STATED GOAL: Find every line in the entries below that contains the string "axis" and copy each of those lines in full. Case counts, so match capital and lowercase letters as given.

DATA FOR THE TASK:
******

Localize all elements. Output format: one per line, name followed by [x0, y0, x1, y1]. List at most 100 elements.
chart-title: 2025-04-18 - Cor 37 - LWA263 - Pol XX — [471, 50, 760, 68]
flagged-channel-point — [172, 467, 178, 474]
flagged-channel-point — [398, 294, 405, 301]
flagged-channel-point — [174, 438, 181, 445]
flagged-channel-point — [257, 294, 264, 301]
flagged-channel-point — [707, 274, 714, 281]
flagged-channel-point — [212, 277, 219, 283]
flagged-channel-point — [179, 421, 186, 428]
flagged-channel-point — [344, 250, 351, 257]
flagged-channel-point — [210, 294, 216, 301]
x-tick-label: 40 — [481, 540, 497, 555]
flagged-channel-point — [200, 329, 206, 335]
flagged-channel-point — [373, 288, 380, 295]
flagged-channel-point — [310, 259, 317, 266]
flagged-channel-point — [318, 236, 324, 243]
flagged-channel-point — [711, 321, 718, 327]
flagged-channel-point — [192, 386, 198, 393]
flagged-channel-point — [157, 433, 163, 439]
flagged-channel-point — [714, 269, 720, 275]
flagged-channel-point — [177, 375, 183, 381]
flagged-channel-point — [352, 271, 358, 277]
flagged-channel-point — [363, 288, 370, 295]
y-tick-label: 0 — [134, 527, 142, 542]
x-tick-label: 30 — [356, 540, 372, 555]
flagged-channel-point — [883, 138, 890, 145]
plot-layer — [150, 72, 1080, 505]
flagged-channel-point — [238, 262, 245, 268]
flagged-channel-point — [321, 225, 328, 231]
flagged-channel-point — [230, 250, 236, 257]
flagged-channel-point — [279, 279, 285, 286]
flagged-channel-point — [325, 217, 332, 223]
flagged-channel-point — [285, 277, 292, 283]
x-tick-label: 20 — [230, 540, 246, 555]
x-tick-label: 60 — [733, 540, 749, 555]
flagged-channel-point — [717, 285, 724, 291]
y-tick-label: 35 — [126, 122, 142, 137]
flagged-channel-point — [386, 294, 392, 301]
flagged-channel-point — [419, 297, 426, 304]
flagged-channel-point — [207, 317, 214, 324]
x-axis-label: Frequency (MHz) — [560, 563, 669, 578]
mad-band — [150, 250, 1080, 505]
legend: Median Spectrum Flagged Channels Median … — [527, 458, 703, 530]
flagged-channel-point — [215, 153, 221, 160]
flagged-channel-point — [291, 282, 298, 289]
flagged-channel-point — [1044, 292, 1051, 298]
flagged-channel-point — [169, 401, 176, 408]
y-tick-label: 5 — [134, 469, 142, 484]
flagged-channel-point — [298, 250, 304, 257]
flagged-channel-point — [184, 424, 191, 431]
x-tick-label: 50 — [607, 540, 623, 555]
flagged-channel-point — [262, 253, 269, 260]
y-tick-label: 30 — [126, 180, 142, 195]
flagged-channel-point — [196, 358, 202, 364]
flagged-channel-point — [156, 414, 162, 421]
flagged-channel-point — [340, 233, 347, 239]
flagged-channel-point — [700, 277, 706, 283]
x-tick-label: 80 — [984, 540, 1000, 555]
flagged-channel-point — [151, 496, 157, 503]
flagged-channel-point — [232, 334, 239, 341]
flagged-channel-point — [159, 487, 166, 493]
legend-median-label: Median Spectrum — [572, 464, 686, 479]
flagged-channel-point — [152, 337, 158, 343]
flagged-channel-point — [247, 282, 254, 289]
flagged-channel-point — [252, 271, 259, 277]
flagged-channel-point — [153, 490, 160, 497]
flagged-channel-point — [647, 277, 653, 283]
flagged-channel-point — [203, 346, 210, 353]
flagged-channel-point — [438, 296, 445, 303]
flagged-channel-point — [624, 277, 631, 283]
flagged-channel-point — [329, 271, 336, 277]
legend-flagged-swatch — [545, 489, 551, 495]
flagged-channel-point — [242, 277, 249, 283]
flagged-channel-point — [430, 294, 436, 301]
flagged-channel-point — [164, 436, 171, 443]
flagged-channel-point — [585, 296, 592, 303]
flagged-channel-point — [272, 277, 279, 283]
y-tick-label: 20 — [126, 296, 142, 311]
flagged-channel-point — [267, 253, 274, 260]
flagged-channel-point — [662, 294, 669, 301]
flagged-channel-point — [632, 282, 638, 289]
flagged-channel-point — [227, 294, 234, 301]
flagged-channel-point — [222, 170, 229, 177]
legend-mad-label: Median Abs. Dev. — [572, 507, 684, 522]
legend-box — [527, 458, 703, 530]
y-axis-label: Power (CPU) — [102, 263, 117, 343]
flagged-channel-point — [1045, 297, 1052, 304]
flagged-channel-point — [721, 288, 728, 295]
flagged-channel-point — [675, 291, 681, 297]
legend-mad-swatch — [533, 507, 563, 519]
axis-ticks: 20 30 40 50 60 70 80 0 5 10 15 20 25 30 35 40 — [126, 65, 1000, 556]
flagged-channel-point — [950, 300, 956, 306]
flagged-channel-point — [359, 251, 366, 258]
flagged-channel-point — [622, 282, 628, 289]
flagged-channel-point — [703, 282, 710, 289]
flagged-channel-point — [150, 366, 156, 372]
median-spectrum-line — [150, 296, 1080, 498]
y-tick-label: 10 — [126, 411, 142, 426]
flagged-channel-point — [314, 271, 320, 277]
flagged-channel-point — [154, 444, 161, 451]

******

RESULT:
x-axis-label: Frequency (MHz) — [560, 563, 669, 578]
y-axis-label: Power (CPU) — [102, 263, 117, 343]
axis-ticks: 20 30 40 50 60 70 80 0 5 10 15 20 25 30 35 40 — [126, 65, 1000, 556]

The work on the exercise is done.